* Data records:

BEGIN

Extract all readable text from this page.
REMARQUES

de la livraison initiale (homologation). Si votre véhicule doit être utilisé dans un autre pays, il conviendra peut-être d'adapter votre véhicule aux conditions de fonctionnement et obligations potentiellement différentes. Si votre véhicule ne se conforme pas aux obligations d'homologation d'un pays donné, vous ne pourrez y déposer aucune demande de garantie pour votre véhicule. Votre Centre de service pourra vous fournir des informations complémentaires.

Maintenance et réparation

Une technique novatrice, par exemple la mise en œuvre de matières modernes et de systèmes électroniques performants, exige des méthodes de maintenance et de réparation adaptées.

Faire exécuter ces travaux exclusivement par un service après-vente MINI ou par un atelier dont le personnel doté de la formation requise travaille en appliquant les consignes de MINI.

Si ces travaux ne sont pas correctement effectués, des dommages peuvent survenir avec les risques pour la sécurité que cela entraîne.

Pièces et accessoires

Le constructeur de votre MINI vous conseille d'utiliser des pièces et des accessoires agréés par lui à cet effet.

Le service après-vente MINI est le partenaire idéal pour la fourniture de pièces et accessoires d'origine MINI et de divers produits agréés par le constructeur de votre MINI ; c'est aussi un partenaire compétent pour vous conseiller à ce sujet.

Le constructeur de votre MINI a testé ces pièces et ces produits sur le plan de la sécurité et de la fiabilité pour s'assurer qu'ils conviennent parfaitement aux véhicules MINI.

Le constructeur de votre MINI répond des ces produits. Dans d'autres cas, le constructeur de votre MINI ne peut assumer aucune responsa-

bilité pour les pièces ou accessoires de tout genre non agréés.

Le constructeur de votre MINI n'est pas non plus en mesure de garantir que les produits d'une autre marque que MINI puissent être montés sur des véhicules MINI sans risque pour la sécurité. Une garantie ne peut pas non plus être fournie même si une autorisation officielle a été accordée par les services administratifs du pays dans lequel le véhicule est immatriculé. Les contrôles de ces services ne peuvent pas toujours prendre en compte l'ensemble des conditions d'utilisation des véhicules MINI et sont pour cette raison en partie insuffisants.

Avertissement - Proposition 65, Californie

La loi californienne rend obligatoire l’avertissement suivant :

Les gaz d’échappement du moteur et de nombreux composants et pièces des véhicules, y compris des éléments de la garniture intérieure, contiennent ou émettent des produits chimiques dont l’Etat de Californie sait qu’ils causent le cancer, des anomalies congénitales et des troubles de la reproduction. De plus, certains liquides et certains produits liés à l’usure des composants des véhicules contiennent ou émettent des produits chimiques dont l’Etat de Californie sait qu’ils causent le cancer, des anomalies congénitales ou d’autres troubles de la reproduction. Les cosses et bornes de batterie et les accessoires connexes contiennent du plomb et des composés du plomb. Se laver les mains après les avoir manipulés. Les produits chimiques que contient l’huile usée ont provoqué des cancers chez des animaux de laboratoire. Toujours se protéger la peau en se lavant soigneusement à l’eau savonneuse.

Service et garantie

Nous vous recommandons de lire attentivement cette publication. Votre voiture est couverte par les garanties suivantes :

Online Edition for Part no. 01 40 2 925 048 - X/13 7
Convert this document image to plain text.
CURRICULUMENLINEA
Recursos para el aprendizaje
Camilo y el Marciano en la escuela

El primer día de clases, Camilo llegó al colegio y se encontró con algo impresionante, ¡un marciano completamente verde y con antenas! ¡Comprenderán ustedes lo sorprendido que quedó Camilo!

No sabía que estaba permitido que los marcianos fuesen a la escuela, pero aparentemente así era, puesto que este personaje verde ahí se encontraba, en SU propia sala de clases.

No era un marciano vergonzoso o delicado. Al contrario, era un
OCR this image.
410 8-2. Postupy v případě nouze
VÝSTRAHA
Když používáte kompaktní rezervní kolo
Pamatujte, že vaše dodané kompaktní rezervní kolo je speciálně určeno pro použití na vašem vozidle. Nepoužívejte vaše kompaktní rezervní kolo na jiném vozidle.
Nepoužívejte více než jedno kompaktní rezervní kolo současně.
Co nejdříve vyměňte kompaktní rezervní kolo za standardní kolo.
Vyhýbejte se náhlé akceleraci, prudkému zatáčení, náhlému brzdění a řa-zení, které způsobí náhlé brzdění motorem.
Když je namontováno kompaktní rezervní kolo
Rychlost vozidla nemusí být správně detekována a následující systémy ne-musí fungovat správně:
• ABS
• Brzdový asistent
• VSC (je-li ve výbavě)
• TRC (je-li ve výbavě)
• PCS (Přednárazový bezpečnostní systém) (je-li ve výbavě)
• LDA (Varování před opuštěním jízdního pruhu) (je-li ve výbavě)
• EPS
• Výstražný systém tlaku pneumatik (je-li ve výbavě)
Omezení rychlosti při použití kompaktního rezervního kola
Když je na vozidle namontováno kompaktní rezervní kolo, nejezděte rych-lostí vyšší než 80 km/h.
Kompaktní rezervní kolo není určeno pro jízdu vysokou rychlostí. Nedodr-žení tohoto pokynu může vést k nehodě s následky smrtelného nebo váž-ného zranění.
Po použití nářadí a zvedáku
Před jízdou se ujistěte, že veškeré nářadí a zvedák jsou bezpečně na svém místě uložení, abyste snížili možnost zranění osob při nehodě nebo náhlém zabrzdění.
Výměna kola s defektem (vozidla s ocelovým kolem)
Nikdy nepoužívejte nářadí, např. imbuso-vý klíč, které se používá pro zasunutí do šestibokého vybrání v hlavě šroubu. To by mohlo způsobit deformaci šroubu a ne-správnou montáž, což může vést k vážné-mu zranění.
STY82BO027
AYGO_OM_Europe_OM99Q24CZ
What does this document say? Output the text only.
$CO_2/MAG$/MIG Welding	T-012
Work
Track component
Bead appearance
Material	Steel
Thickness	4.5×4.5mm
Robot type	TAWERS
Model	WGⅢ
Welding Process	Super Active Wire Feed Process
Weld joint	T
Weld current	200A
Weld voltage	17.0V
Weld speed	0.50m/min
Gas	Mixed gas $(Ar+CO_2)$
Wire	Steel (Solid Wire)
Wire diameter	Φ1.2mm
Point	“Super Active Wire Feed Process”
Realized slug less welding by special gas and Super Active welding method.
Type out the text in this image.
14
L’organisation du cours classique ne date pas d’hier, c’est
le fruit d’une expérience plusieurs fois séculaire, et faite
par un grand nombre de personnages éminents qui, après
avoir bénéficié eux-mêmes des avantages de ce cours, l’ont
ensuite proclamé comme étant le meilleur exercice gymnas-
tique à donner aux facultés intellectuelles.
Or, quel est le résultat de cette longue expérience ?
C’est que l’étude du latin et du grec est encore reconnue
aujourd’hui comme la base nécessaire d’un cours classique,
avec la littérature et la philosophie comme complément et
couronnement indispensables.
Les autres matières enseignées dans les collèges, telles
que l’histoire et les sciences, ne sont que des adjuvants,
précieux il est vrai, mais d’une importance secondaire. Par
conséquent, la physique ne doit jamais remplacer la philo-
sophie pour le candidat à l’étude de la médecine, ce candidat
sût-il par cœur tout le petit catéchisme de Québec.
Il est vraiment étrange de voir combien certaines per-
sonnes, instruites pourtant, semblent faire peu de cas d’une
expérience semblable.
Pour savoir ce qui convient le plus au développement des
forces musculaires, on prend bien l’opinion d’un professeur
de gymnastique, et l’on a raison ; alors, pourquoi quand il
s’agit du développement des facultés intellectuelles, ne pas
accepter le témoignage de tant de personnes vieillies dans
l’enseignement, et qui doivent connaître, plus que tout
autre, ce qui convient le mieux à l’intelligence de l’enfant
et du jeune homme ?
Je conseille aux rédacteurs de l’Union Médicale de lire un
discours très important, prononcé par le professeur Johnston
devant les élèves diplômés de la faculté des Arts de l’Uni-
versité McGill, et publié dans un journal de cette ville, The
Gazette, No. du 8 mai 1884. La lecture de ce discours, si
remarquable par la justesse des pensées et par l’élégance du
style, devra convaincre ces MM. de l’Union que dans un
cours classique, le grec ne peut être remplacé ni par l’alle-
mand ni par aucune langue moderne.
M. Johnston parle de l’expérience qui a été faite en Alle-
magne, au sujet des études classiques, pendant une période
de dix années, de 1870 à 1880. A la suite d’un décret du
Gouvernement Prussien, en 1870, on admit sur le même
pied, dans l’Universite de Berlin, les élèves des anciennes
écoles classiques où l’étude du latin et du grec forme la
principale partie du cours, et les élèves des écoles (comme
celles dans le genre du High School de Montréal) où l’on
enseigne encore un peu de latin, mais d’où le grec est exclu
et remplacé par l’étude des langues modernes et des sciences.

END

* Work to do:
How many lines of the records contain the string "écoles"? Respond with the number alone.

* Finished answer:
2